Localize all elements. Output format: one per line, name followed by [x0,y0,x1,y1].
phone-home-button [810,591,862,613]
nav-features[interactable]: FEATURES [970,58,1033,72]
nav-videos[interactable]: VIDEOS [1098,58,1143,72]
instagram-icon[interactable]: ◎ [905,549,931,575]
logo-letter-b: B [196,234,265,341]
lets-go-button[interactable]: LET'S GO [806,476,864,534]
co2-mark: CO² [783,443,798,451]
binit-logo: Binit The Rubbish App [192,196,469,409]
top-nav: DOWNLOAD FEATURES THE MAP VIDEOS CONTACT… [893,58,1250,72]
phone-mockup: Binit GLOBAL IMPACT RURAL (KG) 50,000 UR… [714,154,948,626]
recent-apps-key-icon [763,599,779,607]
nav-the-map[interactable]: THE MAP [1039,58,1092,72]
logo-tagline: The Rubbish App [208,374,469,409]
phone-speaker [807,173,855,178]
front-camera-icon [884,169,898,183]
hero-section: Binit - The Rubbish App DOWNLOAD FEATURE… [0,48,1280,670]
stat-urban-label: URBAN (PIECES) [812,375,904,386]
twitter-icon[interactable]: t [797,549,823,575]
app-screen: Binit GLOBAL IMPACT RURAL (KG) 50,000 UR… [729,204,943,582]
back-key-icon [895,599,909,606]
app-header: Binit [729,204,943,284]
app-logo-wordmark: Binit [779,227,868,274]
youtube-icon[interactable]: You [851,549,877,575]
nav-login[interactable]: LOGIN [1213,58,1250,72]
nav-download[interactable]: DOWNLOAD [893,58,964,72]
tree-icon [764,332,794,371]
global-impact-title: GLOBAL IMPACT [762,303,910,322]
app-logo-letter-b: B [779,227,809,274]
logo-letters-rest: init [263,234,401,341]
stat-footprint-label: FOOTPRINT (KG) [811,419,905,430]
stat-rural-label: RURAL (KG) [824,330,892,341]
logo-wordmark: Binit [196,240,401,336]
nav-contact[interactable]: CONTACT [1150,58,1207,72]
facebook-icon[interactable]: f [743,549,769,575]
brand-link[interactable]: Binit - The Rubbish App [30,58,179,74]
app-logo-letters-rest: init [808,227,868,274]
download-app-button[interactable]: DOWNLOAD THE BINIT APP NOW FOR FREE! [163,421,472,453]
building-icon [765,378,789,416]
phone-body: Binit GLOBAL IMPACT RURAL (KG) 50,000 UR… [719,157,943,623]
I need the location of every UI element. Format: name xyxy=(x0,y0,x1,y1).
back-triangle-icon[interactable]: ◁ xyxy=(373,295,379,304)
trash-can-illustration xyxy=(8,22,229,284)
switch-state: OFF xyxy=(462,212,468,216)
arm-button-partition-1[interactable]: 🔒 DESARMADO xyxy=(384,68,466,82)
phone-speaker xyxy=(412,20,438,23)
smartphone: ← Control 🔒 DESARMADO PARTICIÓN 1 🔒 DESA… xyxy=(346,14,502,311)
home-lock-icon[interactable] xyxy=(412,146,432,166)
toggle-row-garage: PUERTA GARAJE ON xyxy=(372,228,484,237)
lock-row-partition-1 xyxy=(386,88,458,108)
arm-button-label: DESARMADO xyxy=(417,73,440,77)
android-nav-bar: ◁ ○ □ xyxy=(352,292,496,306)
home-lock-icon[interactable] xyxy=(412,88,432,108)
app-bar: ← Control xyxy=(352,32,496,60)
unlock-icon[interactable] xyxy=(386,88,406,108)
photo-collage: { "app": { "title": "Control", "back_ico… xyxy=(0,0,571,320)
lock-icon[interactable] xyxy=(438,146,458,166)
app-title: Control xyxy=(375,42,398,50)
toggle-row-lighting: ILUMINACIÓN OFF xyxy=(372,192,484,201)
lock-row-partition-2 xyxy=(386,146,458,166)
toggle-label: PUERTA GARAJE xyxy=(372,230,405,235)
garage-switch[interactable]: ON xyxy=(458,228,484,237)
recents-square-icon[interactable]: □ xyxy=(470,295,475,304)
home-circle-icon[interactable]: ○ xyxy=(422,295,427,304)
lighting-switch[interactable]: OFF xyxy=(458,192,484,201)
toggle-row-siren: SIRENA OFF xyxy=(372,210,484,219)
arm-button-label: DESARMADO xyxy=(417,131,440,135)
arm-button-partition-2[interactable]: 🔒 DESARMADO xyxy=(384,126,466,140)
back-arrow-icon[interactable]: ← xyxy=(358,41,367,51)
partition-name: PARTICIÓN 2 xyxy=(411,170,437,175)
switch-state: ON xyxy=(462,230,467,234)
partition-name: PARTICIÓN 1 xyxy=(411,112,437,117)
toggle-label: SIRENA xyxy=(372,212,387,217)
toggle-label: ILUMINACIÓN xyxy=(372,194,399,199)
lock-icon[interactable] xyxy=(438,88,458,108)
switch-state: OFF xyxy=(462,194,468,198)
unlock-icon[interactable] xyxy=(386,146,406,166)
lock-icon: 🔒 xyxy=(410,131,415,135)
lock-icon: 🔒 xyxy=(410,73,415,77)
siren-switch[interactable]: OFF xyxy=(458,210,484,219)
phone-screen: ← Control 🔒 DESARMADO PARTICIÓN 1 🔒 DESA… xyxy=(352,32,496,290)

**WHAT THE TASK ASKS**
Print all of the records above again, character for character, leaving nothing out and changing nothing.

**EXERCISE SOLUTION**
Localize all elements. Output format: one per line, name followed by [x0,y0,x1,y1].
phone-home-button [810,591,862,613]
nav-features[interactable]: FEATURES [970,58,1033,72]
nav-videos[interactable]: VIDEOS [1098,58,1143,72]
instagram-icon[interactable]: ◎ [905,549,931,575]
logo-letter-b: B [196,234,265,341]
lets-go-button[interactable]: LET'S GO [806,476,864,534]
co2-mark: CO² [783,443,798,451]
binit-logo: Binit The Rubbish App [192,196,469,409]
top-nav: DOWNLOAD FEATURES THE MAP VIDEOS CONTACT… [893,58,1250,72]
phone-mockup: Binit GLOBAL IMPACT RURAL (KG) 50,000 UR… [714,154,948,626]
recent-apps-key-icon [763,599,779,607]
nav-the-map[interactable]: THE MAP [1039,58,1092,72]
logo-tagline: The Rubbish App [208,374,469,409]
phone-speaker [807,173,855,178]
front-camera-icon [884,169,898,183]
hero-section: Binit - The Rubbish App DOWNLOAD FEATURE… [0,48,1280,670]
stat-urban-label: URBAN (PIECES) [812,375,904,386]
twitter-icon[interactable]: t [797,549,823,575]
app-screen: Binit GLOBAL IMPACT RURAL (KG) 50,000 UR… [729,204,943,582]
back-key-icon [895,599,909,606]
app-header: Binit [729,204,943,284]
app-logo-wordmark: Binit [779,227,868,274]
youtube-icon[interactable]: You [851,549,877,575]
nav-login[interactable]: LOGIN [1213,58,1250,72]
nav-download[interactable]: DOWNLOAD [893,58,964,72]
tree-icon [764,332,794,371]
global-impact-title: GLOBAL IMPACT [762,303,910,322]
app-logo-letter-b: B [779,227,809,274]
logo-letters-rest: init [263,234,401,341]
stat-footprint-label: FOOTPRINT (KG) [811,419,905,430]
stat-rural-label: RURAL (KG) [824,330,892,341]
logo-wordmark: Binit [196,240,401,336]
nav-contact[interactable]: CONTACT [1150,58,1207,72]
facebook-icon[interactable]: f [743,549,769,575]
brand-link[interactable]: Binit - The Rubbish App [30,58,179,74]
app-logo-letters-rest: init [808,227,868,274]
download-app-button[interactable]: DOWNLOAD THE BINIT APP NOW FOR FREE! [163,421,472,453]
building-icon [765,378,789,416]
phone-body: Binit GLOBAL IMPACT RURAL (KG) 50,000 UR… [719,157,943,623]
I need the location of every UI element. Format: name xyxy=(x0,y0,x1,y1).
back-triangle-icon[interactable]: ◁ xyxy=(373,295,379,304)
trash-can-illustration xyxy=(8,22,229,284)
switch-state: OFF xyxy=(462,212,468,216)
arm-button-partition-1[interactable]: 🔒 DESARMADO xyxy=(384,68,466,82)
phone-speaker xyxy=(412,20,438,23)
smartphone: ← Control 🔒 DESARMADO PARTICIÓN 1 🔒 DESA… xyxy=(346,14,502,311)
home-lock-icon[interactable] xyxy=(412,146,432,166)
toggle-row-garage: PUERTA GARAJE ON xyxy=(372,228,484,237)
lock-row-partition-1 xyxy=(386,88,458,108)
arm-button-label: DESARMADO xyxy=(417,73,440,77)
android-nav-bar: ◁ ○ □ xyxy=(352,292,496,306)
home-lock-icon[interactable] xyxy=(412,88,432,108)
app-bar: ← Control xyxy=(352,32,496,60)
unlock-icon[interactable] xyxy=(386,88,406,108)
photo-collage: { "app": { "title": "Control", "back_ico… xyxy=(0,0,571,320)
lock-icon[interactable] xyxy=(438,146,458,166)
app-title: Control xyxy=(375,42,398,50)
toggle-row-lighting: ILUMINACIÓN OFF xyxy=(372,192,484,201)
lock-row-partition-2 xyxy=(386,146,458,166)
toggle-label: PUERTA GARAJE xyxy=(372,230,405,235)
garage-switch[interactable]: ON xyxy=(458,228,484,237)
recents-square-icon[interactable]: □ xyxy=(470,295,475,304)
home-circle-icon[interactable]: ○ xyxy=(422,295,427,304)
lighting-switch[interactable]: OFF xyxy=(458,192,484,201)
toggle-row-siren: SIRENA OFF xyxy=(372,210,484,219)
arm-button-label: DESARMADO xyxy=(417,131,440,135)
arm-button-partition-2[interactable]: 🔒 DESARMADO xyxy=(384,126,466,140)
back-arrow-icon[interactable]: ← xyxy=(358,41,367,51)
partition-name: PARTICIÓN 2 xyxy=(411,170,437,175)
switch-state: ON xyxy=(462,230,467,234)
partition-name: PARTICIÓN 1 xyxy=(411,112,437,117)
toggle-label: SIRENA xyxy=(372,212,387,217)
toggle-label: ILUMINACIÓN xyxy=(372,194,399,199)
lock-icon[interactable] xyxy=(438,88,458,108)
switch-state: OFF xyxy=(462,194,468,198)
unlock-icon[interactable] xyxy=(386,146,406,166)
lock-icon: 🔒 xyxy=(410,131,415,135)
lock-icon: 🔒 xyxy=(410,73,415,77)
siren-switch[interactable]: OFF xyxy=(458,210,484,219)
phone-screen: ← Control 🔒 DESARMADO PARTICIÓN 1 🔒 DESA… xyxy=(352,32,496,290)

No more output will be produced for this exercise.